*Exercise input*
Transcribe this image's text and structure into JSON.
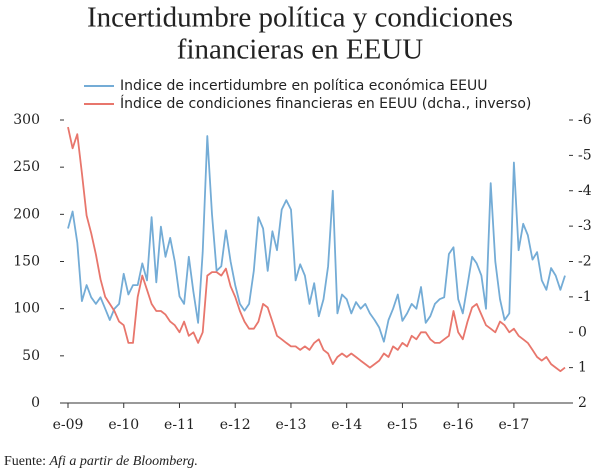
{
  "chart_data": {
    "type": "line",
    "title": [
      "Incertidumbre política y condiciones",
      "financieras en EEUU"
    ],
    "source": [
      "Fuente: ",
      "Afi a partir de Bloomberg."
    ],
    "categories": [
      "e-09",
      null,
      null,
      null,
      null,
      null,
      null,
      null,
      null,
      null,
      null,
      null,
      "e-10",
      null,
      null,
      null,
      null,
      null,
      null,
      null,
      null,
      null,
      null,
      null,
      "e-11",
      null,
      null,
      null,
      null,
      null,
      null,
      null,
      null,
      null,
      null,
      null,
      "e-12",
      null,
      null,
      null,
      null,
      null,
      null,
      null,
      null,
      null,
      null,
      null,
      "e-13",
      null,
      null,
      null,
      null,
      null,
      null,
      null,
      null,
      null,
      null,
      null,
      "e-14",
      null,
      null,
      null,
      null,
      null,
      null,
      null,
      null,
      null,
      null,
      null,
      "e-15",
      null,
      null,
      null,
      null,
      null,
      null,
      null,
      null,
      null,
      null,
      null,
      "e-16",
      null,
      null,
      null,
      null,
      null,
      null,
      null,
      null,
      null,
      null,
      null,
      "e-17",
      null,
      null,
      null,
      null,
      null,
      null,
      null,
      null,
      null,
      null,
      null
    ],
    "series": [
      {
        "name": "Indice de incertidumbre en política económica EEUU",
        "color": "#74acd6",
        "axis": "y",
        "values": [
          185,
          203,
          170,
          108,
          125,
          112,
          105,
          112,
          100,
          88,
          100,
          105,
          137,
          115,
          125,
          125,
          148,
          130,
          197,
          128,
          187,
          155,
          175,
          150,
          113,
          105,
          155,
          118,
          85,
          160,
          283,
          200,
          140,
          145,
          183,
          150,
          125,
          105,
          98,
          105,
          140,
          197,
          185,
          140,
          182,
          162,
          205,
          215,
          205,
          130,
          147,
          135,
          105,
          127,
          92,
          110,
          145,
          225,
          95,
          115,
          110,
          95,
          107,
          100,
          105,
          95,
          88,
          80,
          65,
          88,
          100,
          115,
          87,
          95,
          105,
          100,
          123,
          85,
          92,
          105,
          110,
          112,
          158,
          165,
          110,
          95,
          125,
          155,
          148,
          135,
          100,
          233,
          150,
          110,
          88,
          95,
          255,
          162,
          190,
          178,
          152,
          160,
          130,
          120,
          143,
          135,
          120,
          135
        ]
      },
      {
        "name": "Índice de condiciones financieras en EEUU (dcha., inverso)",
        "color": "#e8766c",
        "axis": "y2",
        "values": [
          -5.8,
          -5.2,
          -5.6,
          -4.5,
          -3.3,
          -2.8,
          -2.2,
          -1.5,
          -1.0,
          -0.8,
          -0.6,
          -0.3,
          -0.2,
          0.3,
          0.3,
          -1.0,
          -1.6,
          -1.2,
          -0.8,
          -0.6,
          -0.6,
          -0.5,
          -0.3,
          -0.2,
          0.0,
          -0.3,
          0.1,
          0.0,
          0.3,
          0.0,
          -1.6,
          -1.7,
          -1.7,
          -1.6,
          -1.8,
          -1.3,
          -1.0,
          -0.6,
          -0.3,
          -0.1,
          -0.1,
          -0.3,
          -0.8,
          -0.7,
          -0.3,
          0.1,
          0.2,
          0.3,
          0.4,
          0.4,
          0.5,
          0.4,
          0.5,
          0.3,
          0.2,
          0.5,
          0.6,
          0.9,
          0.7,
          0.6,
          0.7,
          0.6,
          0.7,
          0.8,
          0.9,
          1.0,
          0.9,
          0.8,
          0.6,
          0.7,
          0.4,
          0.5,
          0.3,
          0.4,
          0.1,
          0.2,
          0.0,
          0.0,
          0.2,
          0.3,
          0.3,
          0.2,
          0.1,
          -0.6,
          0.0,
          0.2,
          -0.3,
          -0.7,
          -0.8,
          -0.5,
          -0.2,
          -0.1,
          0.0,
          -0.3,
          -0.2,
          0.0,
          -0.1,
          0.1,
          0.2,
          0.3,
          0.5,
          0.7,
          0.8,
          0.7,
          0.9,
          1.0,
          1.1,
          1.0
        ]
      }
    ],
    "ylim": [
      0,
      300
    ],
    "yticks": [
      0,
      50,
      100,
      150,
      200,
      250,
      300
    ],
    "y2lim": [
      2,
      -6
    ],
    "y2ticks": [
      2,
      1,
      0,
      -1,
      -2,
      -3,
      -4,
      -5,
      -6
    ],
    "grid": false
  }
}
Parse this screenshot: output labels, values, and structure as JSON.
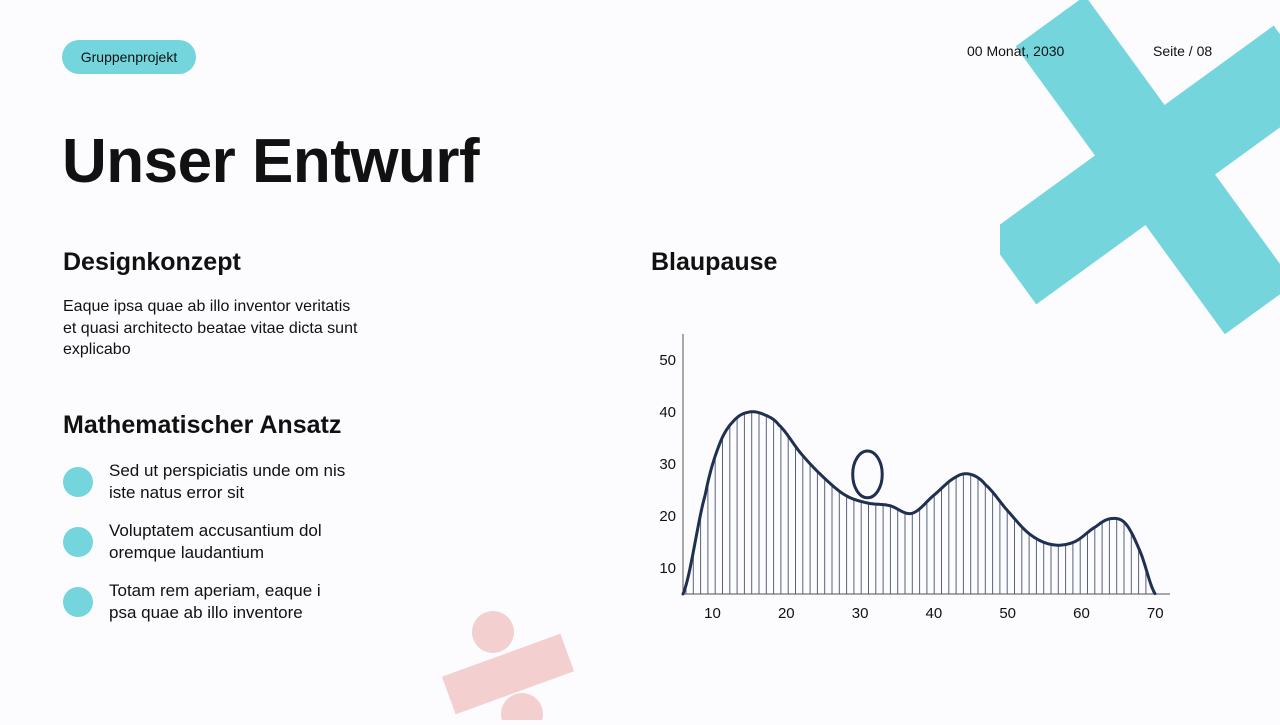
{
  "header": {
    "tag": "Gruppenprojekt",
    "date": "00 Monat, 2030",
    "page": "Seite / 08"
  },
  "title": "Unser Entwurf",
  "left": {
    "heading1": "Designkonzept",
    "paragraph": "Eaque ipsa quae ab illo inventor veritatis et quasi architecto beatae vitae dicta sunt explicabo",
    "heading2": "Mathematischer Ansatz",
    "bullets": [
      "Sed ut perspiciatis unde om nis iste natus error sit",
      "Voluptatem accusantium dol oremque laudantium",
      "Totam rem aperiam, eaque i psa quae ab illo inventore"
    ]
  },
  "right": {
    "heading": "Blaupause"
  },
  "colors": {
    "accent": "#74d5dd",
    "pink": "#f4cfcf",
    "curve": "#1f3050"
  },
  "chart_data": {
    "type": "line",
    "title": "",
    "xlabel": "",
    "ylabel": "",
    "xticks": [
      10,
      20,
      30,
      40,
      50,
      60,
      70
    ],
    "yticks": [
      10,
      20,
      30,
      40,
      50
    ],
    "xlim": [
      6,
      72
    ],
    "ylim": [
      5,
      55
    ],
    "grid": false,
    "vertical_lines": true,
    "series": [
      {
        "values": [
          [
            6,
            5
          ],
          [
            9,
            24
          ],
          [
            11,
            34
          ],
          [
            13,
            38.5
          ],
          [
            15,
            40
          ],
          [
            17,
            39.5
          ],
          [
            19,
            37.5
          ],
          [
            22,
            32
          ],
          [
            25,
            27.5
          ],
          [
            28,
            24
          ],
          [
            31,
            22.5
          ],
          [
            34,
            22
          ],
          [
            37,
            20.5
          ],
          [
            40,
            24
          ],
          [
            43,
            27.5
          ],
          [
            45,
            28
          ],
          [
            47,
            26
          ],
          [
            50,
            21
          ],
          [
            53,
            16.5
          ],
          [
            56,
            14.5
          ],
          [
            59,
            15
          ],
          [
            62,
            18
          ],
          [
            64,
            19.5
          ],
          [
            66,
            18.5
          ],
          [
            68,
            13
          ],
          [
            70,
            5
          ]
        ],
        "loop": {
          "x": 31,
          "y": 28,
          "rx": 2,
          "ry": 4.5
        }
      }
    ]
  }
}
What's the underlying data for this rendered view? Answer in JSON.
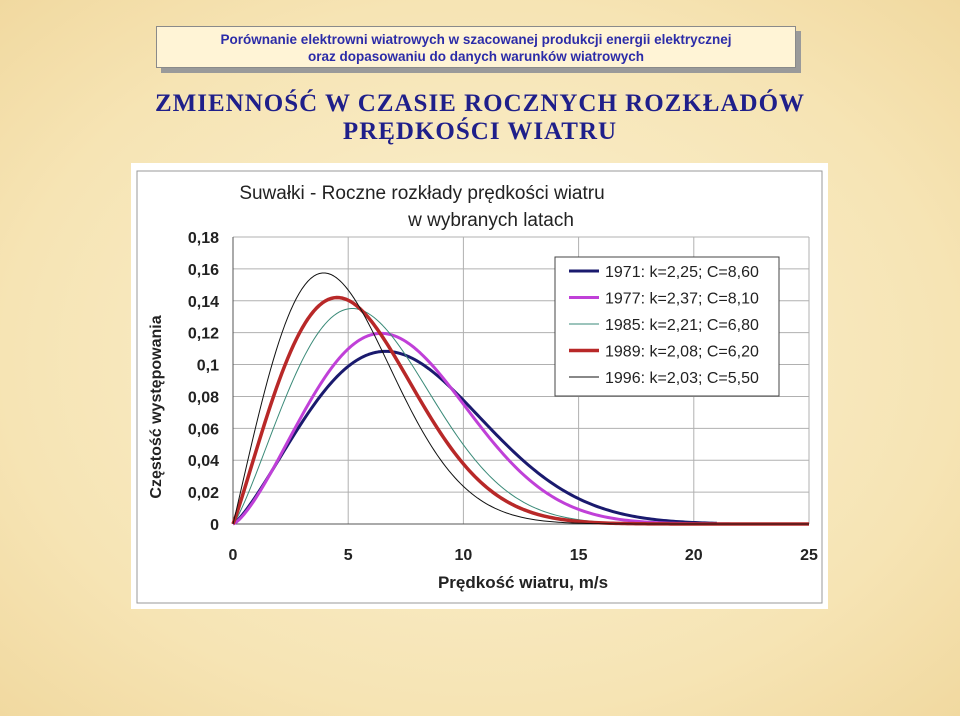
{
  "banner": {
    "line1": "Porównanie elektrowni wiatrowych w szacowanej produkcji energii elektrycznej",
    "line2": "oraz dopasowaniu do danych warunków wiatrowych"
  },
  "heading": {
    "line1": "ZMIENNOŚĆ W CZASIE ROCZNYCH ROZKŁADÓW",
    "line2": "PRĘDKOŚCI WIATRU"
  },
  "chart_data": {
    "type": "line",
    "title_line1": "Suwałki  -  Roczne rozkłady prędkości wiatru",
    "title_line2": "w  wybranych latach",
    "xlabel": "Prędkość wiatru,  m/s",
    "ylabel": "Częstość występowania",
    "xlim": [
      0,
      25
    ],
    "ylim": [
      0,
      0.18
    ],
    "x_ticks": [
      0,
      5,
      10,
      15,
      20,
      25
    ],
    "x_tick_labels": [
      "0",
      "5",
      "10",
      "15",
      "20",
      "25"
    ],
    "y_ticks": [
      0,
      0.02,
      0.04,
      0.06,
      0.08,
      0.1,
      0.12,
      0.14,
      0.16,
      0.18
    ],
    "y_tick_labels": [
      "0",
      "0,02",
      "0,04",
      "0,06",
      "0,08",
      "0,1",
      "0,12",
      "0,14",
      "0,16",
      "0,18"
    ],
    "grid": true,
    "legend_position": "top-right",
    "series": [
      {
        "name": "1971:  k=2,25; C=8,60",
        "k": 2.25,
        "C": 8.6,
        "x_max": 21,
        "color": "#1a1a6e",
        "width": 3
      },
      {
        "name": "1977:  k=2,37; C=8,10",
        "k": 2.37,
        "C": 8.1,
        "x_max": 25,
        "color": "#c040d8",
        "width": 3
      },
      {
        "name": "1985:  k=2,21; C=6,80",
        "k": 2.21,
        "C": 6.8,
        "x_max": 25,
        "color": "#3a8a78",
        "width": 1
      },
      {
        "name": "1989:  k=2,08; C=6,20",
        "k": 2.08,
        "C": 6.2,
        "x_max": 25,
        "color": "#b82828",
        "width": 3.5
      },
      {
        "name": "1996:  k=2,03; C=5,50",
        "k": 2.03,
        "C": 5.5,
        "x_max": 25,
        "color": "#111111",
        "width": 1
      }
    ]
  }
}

*Problem*
Pull out each line of the entries that contains "structure".

*Exercise result*
Transcribe this image's text and structure into JSON.
Parse this screenshot: output labels, values, and structure as JSON.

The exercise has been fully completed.